══ Given entries
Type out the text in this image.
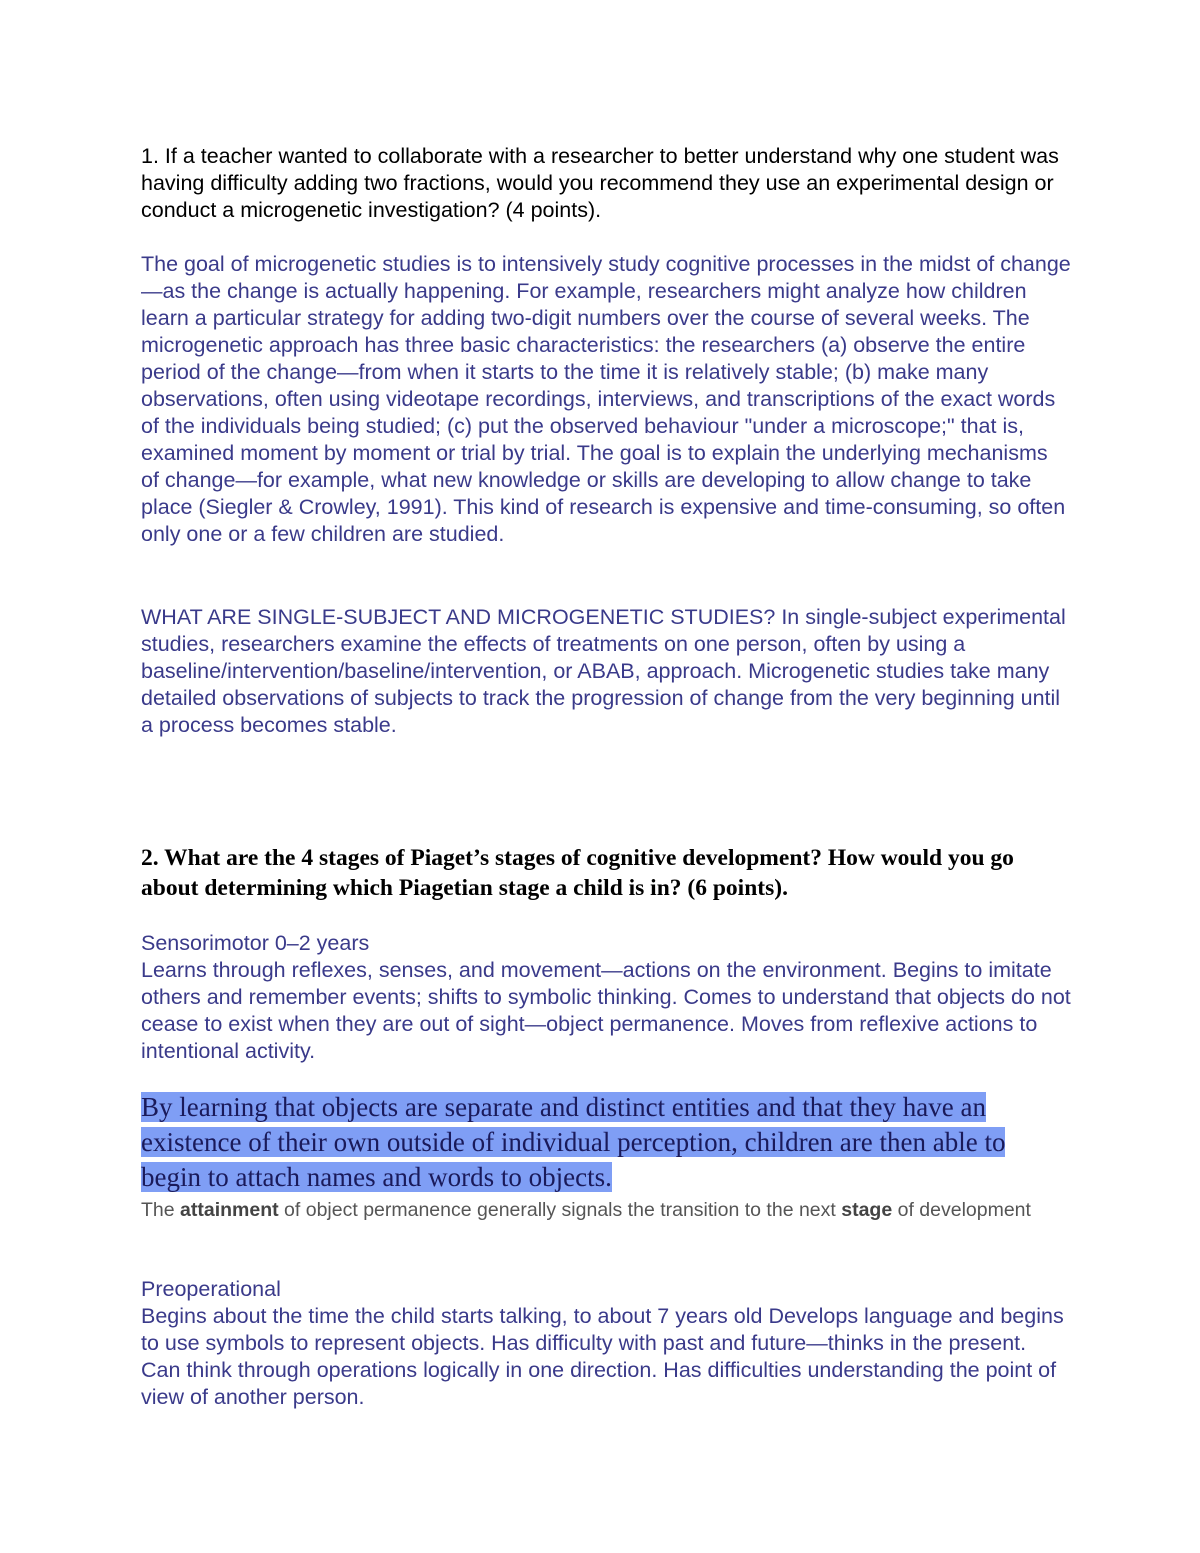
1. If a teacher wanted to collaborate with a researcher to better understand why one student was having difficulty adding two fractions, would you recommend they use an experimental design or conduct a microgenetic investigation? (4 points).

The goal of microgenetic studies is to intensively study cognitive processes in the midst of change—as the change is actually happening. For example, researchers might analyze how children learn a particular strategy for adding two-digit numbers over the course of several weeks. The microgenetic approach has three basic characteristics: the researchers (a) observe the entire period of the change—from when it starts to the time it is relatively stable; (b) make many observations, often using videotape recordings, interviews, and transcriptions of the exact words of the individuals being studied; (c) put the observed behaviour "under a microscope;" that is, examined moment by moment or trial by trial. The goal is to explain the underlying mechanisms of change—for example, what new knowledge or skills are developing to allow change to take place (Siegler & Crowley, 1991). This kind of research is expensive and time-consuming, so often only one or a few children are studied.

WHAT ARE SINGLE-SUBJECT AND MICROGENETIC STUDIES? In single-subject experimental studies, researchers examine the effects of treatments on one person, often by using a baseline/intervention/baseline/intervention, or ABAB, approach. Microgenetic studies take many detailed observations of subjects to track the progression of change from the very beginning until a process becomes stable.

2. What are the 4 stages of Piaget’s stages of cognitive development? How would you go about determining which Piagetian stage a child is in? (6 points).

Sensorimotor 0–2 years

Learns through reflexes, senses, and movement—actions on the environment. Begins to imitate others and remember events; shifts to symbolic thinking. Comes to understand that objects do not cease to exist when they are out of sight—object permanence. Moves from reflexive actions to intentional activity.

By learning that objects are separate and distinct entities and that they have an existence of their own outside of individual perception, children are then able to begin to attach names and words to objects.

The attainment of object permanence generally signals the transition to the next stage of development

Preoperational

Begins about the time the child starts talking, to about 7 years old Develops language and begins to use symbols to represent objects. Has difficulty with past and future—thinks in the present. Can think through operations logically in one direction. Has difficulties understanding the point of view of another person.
════
══ Given entries
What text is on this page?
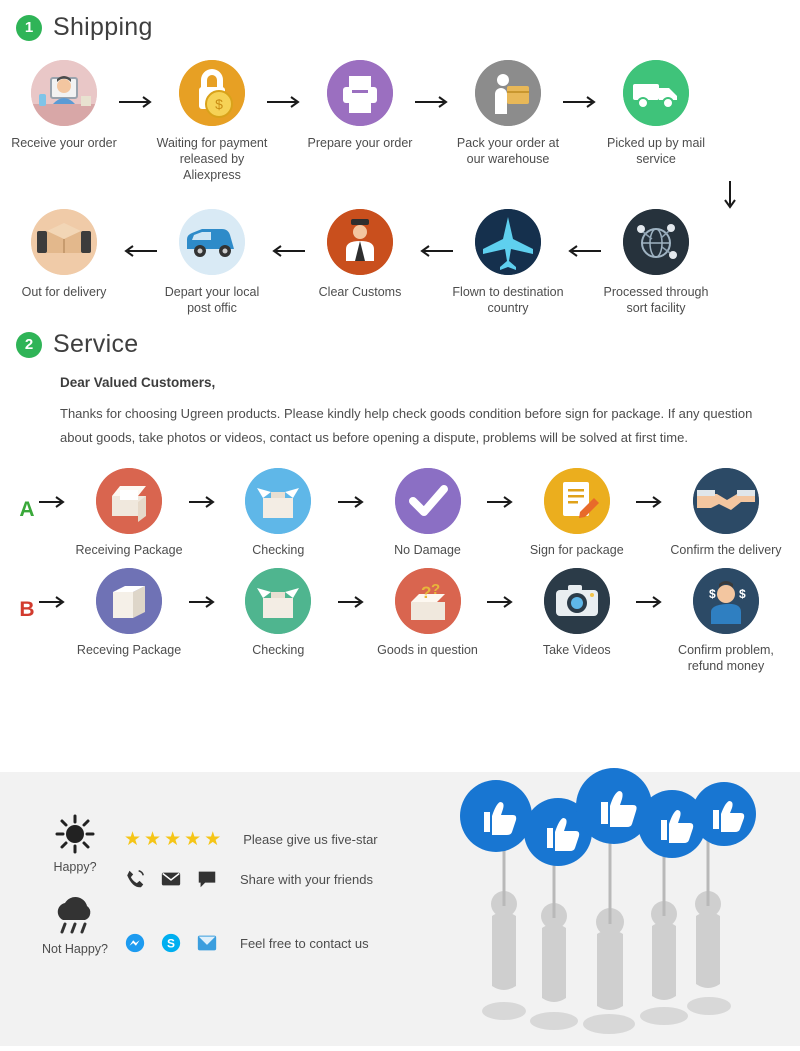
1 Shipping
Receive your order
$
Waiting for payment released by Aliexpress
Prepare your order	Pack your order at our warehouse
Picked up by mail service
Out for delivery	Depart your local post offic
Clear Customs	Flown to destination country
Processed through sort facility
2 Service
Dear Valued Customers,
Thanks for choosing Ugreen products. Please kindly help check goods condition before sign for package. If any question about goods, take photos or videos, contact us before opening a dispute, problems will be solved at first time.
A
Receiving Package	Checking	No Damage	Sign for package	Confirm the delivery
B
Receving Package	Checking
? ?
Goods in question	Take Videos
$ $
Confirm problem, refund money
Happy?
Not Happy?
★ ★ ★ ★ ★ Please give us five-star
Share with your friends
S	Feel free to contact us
════
Tally how many lines in the material above hold the word "delivery". Write only that number.

2